Information given start

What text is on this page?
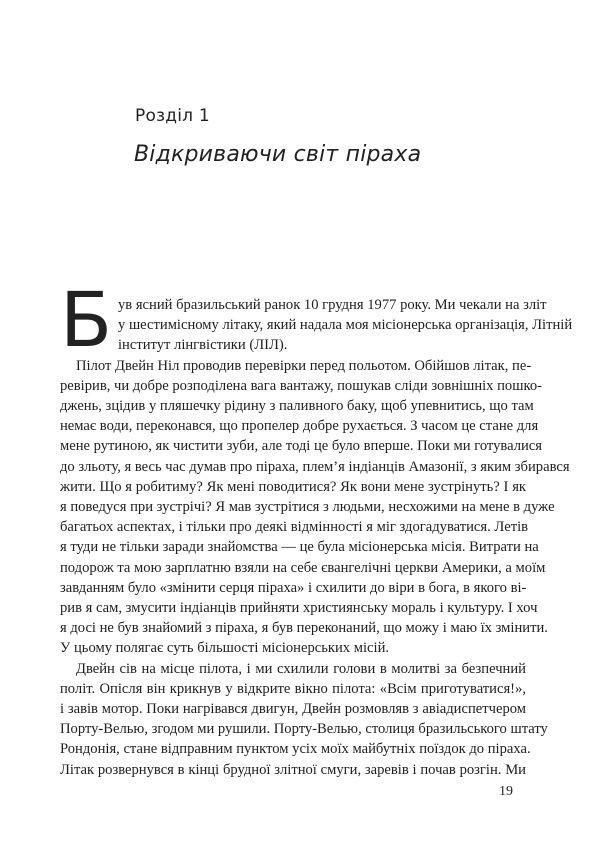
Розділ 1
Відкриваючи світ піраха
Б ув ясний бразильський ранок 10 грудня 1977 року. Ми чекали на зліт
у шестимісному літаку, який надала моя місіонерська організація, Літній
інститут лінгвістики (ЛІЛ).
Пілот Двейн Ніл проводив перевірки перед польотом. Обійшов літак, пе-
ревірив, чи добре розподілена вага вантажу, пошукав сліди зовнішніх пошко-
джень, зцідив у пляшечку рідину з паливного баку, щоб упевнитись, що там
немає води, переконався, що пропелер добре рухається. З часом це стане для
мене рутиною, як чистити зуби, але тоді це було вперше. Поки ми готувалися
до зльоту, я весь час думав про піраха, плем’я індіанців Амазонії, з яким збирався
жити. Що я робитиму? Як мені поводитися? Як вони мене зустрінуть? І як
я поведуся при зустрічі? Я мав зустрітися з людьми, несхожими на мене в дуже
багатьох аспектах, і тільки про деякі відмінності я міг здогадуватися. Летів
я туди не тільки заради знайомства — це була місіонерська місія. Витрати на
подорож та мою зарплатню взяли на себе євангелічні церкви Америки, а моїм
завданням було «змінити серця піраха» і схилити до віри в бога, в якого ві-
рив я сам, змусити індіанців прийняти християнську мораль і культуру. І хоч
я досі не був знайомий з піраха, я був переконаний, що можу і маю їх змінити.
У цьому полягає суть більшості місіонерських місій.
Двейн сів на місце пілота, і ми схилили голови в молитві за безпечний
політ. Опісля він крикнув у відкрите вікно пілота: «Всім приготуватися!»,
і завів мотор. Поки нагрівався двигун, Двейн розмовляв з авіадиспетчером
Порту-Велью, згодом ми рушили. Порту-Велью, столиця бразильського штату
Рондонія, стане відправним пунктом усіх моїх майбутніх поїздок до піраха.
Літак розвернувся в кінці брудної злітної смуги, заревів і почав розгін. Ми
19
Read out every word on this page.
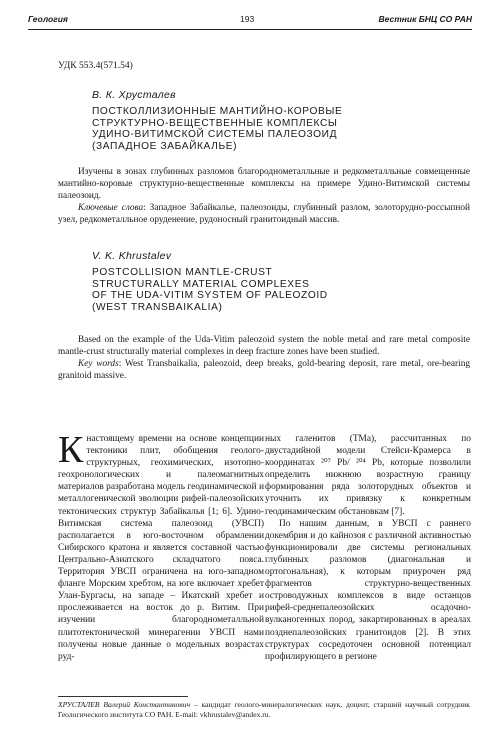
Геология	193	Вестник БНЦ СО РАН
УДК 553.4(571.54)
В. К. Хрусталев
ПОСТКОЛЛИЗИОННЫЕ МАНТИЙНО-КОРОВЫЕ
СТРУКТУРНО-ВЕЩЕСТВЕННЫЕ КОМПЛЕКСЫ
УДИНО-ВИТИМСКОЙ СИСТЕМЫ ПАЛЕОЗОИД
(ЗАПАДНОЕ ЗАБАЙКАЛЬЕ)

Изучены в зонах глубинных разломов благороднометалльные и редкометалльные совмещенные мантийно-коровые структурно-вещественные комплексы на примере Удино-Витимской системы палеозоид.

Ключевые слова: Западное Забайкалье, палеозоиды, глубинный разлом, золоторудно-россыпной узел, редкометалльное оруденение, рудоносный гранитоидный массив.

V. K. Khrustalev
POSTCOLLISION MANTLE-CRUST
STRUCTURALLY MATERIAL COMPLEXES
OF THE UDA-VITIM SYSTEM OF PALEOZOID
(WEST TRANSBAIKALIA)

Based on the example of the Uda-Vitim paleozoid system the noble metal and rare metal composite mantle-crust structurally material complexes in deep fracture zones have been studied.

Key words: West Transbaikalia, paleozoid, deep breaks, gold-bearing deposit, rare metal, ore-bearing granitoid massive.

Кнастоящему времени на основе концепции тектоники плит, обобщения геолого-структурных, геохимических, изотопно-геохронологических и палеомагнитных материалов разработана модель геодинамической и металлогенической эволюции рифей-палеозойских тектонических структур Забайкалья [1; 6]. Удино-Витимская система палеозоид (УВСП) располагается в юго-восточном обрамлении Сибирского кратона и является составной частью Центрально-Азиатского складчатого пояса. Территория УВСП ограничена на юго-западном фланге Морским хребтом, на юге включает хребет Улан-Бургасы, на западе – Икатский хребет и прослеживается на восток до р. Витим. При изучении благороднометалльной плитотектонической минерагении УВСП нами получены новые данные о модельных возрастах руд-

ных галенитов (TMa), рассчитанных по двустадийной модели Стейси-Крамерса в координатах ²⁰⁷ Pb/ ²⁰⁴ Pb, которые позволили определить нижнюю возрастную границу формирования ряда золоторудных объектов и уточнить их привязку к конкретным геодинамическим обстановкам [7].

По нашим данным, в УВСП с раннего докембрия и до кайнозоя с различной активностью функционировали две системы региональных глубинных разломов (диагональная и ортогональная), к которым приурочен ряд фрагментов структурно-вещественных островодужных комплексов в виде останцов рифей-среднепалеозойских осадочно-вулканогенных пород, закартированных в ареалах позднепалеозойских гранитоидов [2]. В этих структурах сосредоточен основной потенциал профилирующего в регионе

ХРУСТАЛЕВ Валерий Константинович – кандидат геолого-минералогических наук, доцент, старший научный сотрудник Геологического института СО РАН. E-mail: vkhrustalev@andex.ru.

Information given end
Information given start

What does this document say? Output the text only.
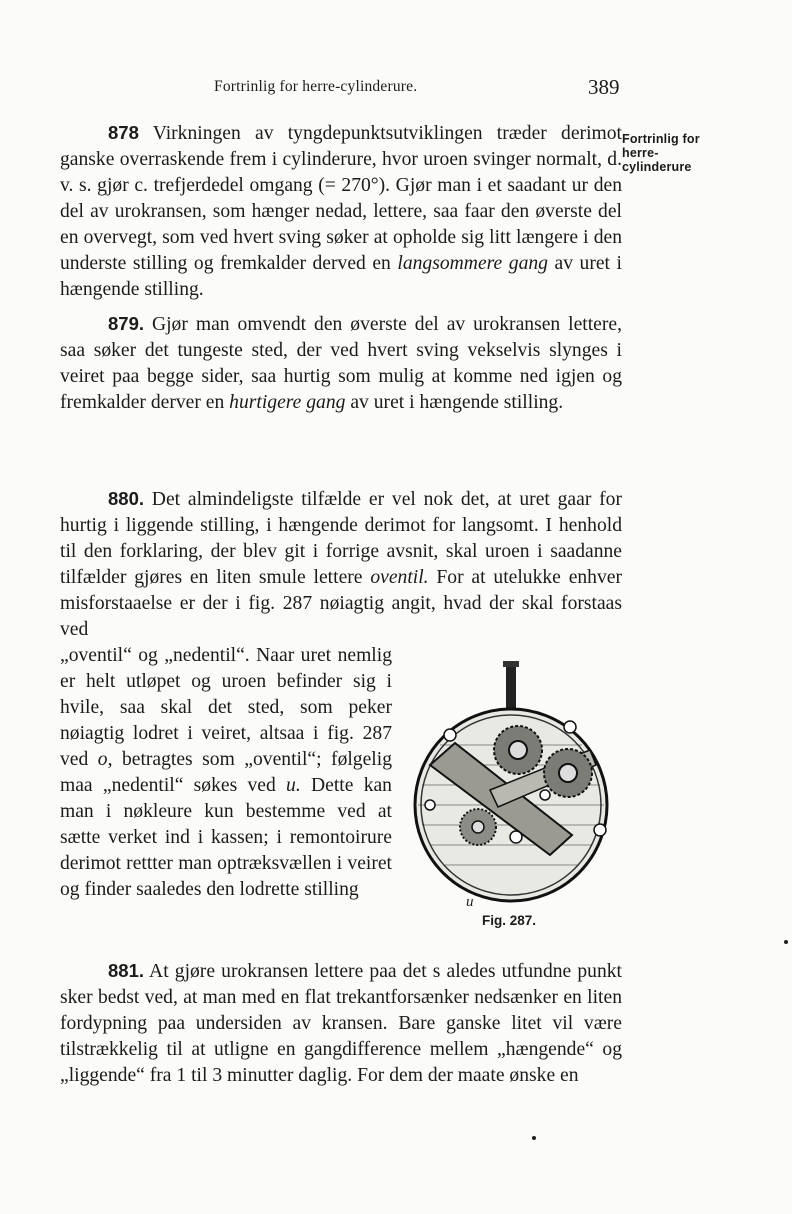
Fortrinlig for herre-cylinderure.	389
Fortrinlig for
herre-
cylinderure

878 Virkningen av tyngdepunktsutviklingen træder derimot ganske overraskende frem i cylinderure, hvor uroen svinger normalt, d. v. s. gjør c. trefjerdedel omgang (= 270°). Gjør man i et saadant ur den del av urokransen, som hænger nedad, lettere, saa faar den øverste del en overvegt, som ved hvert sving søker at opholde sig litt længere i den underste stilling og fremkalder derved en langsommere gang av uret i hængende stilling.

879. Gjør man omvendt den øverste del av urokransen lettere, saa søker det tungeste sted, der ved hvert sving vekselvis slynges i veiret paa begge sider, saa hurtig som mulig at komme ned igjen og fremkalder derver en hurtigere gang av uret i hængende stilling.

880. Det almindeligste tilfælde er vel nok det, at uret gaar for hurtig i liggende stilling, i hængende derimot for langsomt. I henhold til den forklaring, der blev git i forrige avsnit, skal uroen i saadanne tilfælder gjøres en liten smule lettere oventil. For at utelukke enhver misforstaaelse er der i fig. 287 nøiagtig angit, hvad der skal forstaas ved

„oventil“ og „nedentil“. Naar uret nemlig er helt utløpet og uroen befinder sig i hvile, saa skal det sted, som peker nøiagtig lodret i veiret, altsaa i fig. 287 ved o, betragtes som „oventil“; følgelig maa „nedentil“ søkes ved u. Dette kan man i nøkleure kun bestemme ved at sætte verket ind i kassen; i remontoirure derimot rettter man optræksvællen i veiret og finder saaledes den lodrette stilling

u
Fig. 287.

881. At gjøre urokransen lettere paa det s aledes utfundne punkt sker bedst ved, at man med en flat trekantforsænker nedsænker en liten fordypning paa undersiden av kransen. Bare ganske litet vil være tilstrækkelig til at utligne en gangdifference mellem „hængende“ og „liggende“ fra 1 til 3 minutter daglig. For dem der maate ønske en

Information given end

(Short problem)
Count the lines in the material above where the string "мене" appears, then state only that count.

(Completed task)
3